** THE PROBLEM **
Give back the whole listing exactly as shown.

** RECORD LIST **
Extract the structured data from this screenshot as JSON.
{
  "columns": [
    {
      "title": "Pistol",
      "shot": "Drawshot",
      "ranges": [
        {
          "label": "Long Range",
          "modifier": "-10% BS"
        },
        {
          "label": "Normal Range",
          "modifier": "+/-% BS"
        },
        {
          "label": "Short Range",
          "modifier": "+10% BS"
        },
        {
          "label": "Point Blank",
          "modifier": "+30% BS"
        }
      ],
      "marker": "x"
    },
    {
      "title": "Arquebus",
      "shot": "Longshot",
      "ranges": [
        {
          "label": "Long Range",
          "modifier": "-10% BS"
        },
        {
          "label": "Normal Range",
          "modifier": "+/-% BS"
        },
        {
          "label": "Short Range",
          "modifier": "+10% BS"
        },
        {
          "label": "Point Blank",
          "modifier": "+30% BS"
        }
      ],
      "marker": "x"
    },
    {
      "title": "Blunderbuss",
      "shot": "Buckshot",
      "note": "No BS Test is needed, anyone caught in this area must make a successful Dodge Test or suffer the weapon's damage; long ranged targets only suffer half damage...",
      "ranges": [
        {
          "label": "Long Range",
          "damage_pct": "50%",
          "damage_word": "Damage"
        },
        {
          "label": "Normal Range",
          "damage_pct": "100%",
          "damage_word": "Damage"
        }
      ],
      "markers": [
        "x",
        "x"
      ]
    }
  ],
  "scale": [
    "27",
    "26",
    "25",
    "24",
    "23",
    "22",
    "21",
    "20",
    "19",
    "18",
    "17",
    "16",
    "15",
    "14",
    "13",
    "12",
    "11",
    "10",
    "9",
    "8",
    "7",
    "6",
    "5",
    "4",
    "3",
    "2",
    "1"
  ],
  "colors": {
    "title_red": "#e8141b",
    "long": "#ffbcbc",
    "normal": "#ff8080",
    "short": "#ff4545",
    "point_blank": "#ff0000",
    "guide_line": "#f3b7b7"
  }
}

** COMPLETE RESPONSE **
Extract the structured data from this screenshot as JSON.
{
  "columns": [
    {
      "title": "Pistol",
      "shot": "Drawshot",
      "ranges": [
        {
          "label": "Long Range",
          "modifier": "-10% BS"
        },
        {
          "label": "Normal Range",
          "modifier": "+/-% BS"
        },
        {
          "label": "Short Range",
          "modifier": "+10% BS"
        },
        {
          "label": "Point Blank",
          "modifier": "+30% BS"
        }
      ],
      "marker": "x"
    },
    {
      "title": "Arquebus",
      "shot": "Longshot",
      "ranges": [
        {
          "label": "Long Range",
          "modifier": "-10% BS"
        },
        {
          "label": "Normal Range",
          "modifier": "+/-% BS"
        },
        {
          "label": "Short Range",
          "modifier": "+10% BS"
        },
        {
          "label": "Point Blank",
          "modifier": "+30% BS"
        }
      ],
      "marker": "x"
    },
    {
      "title": "Blunderbuss",
      "shot": "Buckshot",
      "note": "No BS Test is needed, anyone caught in this area must make a successful Dodge Test or suffer the weapon's damage; long ranged targets only suffer half damage...",
      "ranges": [
        {
          "label": "Long Range",
          "damage_pct": "50%",
          "damage_word": "Damage"
        },
        {
          "label": "Normal Range",
          "damage_pct": "100%",
          "damage_word": "Damage"
        }
      ],
      "markers": [
        "x",
        "x"
      ]
    }
  ],
  "scale": [
    "27",
    "26",
    "25",
    "24",
    "23",
    "22",
    "21",
    "20",
    "19",
    "18",
    "17",
    "16",
    "15",
    "14",
    "13",
    "12",
    "11",
    "10",
    "9",
    "8",
    "7",
    "6",
    "5",
    "4",
    "3",
    "2",
    "1"
  ],
  "colors": {
    "title_red": "#e8141b",
    "long": "#ffbcbc",
    "normal": "#ff8080",
    "short": "#ff4545",
    "point_blank": "#ff0000",
    "guide_line": "#f3b7b7"
  }
}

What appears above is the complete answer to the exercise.